_WRITTEN EXERCISE_
Will you give every entry again exactly as it stands?

_EXERCISE DATA_
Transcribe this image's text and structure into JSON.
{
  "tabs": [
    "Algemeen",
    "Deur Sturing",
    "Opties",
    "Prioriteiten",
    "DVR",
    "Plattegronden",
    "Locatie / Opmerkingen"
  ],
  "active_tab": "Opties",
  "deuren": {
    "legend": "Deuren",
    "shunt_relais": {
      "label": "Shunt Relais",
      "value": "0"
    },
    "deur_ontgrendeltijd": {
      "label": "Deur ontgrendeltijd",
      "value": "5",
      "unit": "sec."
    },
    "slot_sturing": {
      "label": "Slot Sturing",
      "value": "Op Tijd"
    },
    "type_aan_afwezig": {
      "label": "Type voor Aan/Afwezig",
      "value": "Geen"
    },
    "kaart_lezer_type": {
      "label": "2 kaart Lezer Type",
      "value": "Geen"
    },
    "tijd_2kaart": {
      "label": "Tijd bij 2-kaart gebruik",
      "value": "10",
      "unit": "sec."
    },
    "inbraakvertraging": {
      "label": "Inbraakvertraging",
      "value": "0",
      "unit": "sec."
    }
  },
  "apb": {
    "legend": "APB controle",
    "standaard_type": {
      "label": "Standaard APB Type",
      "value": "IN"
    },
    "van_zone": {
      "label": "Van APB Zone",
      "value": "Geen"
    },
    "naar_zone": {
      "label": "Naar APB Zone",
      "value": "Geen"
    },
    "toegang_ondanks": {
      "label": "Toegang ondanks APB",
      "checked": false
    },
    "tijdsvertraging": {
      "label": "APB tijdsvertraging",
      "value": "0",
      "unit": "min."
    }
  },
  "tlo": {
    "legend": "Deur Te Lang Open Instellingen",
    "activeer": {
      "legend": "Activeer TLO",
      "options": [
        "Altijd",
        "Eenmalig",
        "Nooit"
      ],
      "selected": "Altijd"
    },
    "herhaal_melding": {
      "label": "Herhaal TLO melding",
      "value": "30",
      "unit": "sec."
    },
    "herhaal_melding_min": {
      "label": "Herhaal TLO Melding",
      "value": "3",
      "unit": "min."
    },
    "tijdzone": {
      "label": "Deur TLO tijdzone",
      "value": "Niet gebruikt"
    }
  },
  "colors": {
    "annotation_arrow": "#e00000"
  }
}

_COMPLETE ANSWER_
Transcribe this image's text and structure into JSON.
{
  "tabs": [
    "Algemeen",
    "Deur Sturing",
    "Opties",
    "Prioriteiten",
    "DVR",
    "Plattegronden",
    "Locatie / Opmerkingen"
  ],
  "active_tab": "Opties",
  "deuren": {
    "legend": "Deuren",
    "shunt_relais": {
      "label": "Shunt Relais",
      "value": "0"
    },
    "deur_ontgrendeltijd": {
      "label": "Deur ontgrendeltijd",
      "value": "5",
      "unit": "sec."
    },
    "slot_sturing": {
      "label": "Slot Sturing",
      "value": "Op Tijd"
    },
    "type_aan_afwezig": {
      "label": "Type voor Aan/Afwezig",
      "value": "Geen"
    },
    "kaart_lezer_type": {
      "label": "2 kaart Lezer Type",
      "value": "Geen"
    },
    "tijd_2kaart": {
      "label": "Tijd bij 2-kaart gebruik",
      "value": "10",
      "unit": "sec."
    },
    "inbraakvertraging": {
      "label": "Inbraakvertraging",
      "value": "0",
      "unit": "sec."
    }
  },
  "apb": {
    "legend": "APB controle",
    "standaard_type": {
      "label": "Standaard APB Type",
      "value": "IN"
    },
    "van_zone": {
      "label": "Van APB Zone",
      "value": "Geen"
    },
    "naar_zone": {
      "label": "Naar APB Zone",
      "value": "Geen"
    },
    "toegang_ondanks": {
      "label": "Toegang ondanks APB",
      "checked": false
    },
    "tijdsvertraging": {
      "label": "APB tijdsvertraging",
      "value": "0",
      "unit": "min."
    }
  },
  "tlo": {
    "legend": "Deur Te Lang Open Instellingen",
    "activeer": {
      "legend": "Activeer TLO",
      "options": [
        "Altijd",
        "Eenmalig",
        "Nooit"
      ],
      "selected": "Altijd"
    },
    "herhaal_melding": {
      "label": "Herhaal TLO melding",
      "value": "30",
      "unit": "sec."
    },
    "herhaal_melding_min": {
      "label": "Herhaal TLO Melding",
      "value": "3",
      "unit": "min."
    },
    "tijdzone": {
      "label": "Deur TLO tijdzone",
      "value": "Niet gebruikt"
    }
  },
  "colors": {
    "annotation_arrow": "#e00000"
  }
}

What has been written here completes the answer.